> Brief: Write out all the entries word for word, but skip any images.

> Exercise inputs:
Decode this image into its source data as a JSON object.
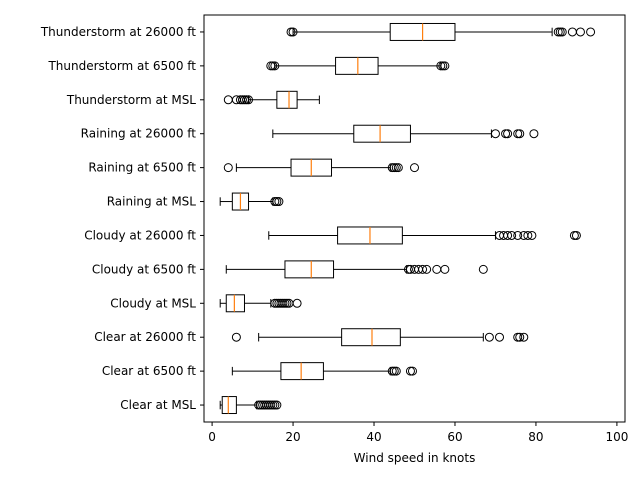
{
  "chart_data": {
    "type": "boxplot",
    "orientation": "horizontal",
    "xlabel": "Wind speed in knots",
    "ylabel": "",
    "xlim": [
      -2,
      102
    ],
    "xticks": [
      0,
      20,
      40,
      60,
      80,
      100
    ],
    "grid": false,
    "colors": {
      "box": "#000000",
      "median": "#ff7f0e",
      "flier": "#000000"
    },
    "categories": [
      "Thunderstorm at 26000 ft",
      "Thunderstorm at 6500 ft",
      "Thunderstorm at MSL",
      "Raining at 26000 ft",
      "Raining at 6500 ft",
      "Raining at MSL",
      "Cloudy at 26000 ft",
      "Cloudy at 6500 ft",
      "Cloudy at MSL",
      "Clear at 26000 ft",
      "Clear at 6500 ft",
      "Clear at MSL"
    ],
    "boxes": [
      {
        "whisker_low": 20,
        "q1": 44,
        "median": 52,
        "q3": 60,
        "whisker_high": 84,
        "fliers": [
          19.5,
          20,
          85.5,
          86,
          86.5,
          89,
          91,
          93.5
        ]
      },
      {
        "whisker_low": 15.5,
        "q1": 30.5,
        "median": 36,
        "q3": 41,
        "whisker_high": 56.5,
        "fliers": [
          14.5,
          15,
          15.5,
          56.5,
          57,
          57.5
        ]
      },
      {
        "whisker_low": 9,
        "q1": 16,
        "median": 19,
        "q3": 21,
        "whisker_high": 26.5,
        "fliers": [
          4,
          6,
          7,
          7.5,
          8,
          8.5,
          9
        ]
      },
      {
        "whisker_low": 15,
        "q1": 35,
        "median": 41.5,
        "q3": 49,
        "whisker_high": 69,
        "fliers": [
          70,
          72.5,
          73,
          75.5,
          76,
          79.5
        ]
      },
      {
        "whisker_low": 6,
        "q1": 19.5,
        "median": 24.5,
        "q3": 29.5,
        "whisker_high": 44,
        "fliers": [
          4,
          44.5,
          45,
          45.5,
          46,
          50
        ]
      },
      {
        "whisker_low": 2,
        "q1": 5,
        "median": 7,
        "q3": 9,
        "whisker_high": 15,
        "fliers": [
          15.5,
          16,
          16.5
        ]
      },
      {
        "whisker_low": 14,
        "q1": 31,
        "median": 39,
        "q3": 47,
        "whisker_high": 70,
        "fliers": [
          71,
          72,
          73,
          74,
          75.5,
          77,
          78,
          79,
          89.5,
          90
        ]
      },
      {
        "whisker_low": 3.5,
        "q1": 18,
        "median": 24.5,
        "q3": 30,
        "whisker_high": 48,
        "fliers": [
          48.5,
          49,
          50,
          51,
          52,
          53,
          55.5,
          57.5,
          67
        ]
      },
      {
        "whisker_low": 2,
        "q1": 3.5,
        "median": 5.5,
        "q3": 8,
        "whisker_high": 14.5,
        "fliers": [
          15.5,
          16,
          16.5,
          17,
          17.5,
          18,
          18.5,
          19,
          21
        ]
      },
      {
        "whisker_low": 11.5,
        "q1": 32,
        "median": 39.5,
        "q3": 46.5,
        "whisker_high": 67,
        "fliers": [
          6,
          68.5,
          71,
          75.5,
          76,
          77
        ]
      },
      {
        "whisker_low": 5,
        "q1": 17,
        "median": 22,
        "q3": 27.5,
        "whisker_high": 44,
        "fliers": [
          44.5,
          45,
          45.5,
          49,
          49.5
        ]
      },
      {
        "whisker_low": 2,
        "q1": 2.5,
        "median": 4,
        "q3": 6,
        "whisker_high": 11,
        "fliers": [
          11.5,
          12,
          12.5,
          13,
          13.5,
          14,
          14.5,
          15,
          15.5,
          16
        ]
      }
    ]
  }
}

> Solved exercise:
Decode this image into its source data as a JSON object.
{
  "chart_data": {
    "type": "boxplot",
    "orientation": "horizontal",
    "xlabel": "Wind speed in knots",
    "ylabel": "",
    "xlim": [
      -2,
      102
    ],
    "xticks": [
      0,
      20,
      40,
      60,
      80,
      100
    ],
    "grid": false,
    "colors": {
      "box": "#000000",
      "median": "#ff7f0e",
      "flier": "#000000"
    },
    "categories": [
      "Thunderstorm at 26000 ft",
      "Thunderstorm at 6500 ft",
      "Thunderstorm at MSL",
      "Raining at 26000 ft",
      "Raining at 6500 ft",
      "Raining at MSL",
      "Cloudy at 26000 ft",
      "Cloudy at 6500 ft",
      "Cloudy at MSL",
      "Clear at 26000 ft",
      "Clear at 6500 ft",
      "Clear at MSL"
    ],
    "boxes": [
      {
        "whisker_low": 20,
        "q1": 44,
        "median": 52,
        "q3": 60,
        "whisker_high": 84,
        "fliers": [
          19.5,
          20,
          85.5,
          86,
          86.5,
          89,
          91,
          93.5
        ]
      },
      {
        "whisker_low": 15.5,
        "q1": 30.5,
        "median": 36,
        "q3": 41,
        "whisker_high": 56.5,
        "fliers": [
          14.5,
          15,
          15.5,
          56.5,
          57,
          57.5
        ]
      },
      {
        "whisker_low": 9,
        "q1": 16,
        "median": 19,
        "q3": 21,
        "whisker_high": 26.5,
        "fliers": [
          4,
          6,
          7,
          7.5,
          8,
          8.5,
          9
        ]
      },
      {
        "whisker_low": 15,
        "q1": 35,
        "median": 41.5,
        "q3": 49,
        "whisker_high": 69,
        "fliers": [
          70,
          72.5,
          73,
          75.5,
          76,
          79.5
        ]
      },
      {
        "whisker_low": 6,
        "q1": 19.5,
        "median": 24.5,
        "q3": 29.5,
        "whisker_high": 44,
        "fliers": [
          4,
          44.5,
          45,
          45.5,
          46,
          50
        ]
      },
      {
        "whisker_low": 2,
        "q1": 5,
        "median": 7,
        "q3": 9,
        "whisker_high": 15,
        "fliers": [
          15.5,
          16,
          16.5
        ]
      },
      {
        "whisker_low": 14,
        "q1": 31,
        "median": 39,
        "q3": 47,
        "whisker_high": 70,
        "fliers": [
          71,
          72,
          73,
          74,
          75.5,
          77,
          78,
          79,
          89.5,
          90
        ]
      },
      {
        "whisker_low": 3.5,
        "q1": 18,
        "median": 24.5,
        "q3": 30,
        "whisker_high": 48,
        "fliers": [
          48.5,
          49,
          50,
          51,
          52,
          53,
          55.5,
          57.5,
          67
        ]
      },
      {
        "whisker_low": 2,
        "q1": 3.5,
        "median": 5.5,
        "q3": 8,
        "whisker_high": 14.5,
        "fliers": [
          15.5,
          16,
          16.5,
          17,
          17.5,
          18,
          18.5,
          19,
          21
        ]
      },
      {
        "whisker_low": 11.5,
        "q1": 32,
        "median": 39.5,
        "q3": 46.5,
        "whisker_high": 67,
        "fliers": [
          6,
          68.5,
          71,
          75.5,
          76,
          77
        ]
      },
      {
        "whisker_low": 5,
        "q1": 17,
        "median": 22,
        "q3": 27.5,
        "whisker_high": 44,
        "fliers": [
          44.5,
          45,
          45.5,
          49,
          49.5
        ]
      },
      {
        "whisker_low": 2,
        "q1": 2.5,
        "median": 4,
        "q3": 6,
        "whisker_high": 11,
        "fliers": [
          11.5,
          12,
          12.5,
          13,
          13.5,
          14,
          14.5,
          15,
          15.5,
          16
        ]
      }
    ]
  }
}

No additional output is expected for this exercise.